- PROBLEM DESCRIPTION
Copy out the entries below in full and exactly.

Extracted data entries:
★ ★ ★ ★ ★ ★ ★
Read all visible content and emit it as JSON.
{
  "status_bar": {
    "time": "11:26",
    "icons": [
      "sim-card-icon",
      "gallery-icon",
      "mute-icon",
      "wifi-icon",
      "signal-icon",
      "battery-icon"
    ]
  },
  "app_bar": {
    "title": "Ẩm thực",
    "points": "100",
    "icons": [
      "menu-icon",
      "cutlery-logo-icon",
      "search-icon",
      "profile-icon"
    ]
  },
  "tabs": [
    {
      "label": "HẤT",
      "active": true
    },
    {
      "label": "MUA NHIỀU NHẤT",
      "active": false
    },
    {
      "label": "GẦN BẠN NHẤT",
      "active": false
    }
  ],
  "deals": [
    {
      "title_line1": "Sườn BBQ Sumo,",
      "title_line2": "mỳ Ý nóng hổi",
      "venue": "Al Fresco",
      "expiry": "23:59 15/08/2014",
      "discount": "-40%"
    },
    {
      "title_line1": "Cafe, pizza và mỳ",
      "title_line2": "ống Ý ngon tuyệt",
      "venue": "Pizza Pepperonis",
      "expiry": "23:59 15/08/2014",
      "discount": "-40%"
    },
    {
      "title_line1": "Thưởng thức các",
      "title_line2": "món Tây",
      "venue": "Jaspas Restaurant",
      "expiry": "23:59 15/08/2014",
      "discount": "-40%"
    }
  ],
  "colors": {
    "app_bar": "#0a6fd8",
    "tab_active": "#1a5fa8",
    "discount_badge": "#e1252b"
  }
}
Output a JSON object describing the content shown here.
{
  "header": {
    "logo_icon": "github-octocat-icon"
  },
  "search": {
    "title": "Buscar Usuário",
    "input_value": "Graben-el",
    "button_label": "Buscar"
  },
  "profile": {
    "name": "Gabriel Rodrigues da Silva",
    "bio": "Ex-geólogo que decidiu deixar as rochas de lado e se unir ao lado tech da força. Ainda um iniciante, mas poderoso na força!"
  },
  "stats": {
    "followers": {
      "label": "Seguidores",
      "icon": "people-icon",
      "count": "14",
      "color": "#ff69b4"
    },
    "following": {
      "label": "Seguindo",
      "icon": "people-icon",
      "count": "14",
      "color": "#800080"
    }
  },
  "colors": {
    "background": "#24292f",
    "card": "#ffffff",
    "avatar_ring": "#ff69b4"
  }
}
★ ★ ★ ★ ★ ★ ★
- COMPLETE OUTPUT
Read all visible content and emit it as JSON.
{
  "status_bar": {
    "time": "11:26",
    "icons": [
      "sim-card-icon",
      "gallery-icon",
      "mute-icon",
      "wifi-icon",
      "signal-icon",
      "battery-icon"
    ]
  },
  "app_bar": {
    "title": "Ẩm thực",
    "points": "100",
    "icons": [
      "menu-icon",
      "cutlery-logo-icon",
      "search-icon",
      "profile-icon"
    ]
  },
  "tabs": [
    {
      "label": "HẤT",
      "active": true
    },
    {
      "label": "MUA NHIỀU NHẤT",
      "active": false
    },
    {
      "label": "GẦN BẠN NHẤT",
      "active": false
    }
  ],
  "deals": [
    {
      "title_line1": "Sườn BBQ Sumo,",
      "title_line2": "mỳ Ý nóng hổi",
      "venue": "Al Fresco",
      "expiry": "23:59 15/08/2014",
      "discount": "-40%"
    },
    {
      "title_line1": "Cafe, pizza và mỳ",
      "title_line2": "ống Ý ngon tuyệt",
      "venue": "Pizza Pepperonis",
      "expiry": "23:59 15/08/2014",
      "discount": "-40%"
    },
    {
      "title_line1": "Thưởng thức các",
      "title_line2": "món Tây",
      "venue": "Jaspas Restaurant",
      "expiry": "23:59 15/08/2014",
      "discount": "-40%"
    }
  ],
  "colors": {
    "app_bar": "#0a6fd8",
    "tab_active": "#1a5fa8",
    "discount_badge": "#e1252b"
  }
}
Output a JSON object describing the content shown here.
{
  "header": {
    "logo_icon": "github-octocat-icon"
  },
  "search": {
    "title": "Buscar Usuário",
    "input_value": "Graben-el",
    "button_label": "Buscar"
  },
  "profile": {
    "name": "Gabriel Rodrigues da Silva",
    "bio": "Ex-geólogo que decidiu deixar as rochas de lado e se unir ao lado tech da força. Ainda um iniciante, mas poderoso na força!"
  },
  "stats": {
    "followers": {
      "label": "Seguidores",
      "icon": "people-icon",
      "count": "14",
      "color": "#ff69b4"
    },
    "following": {
      "label": "Seguindo",
      "icon": "people-icon",
      "count": "14",
      "color": "#800080"
    }
  },
  "colors": {
    "background": "#24292f",
    "card": "#ffffff",
    "avatar_ring": "#ff69b4"
  }
}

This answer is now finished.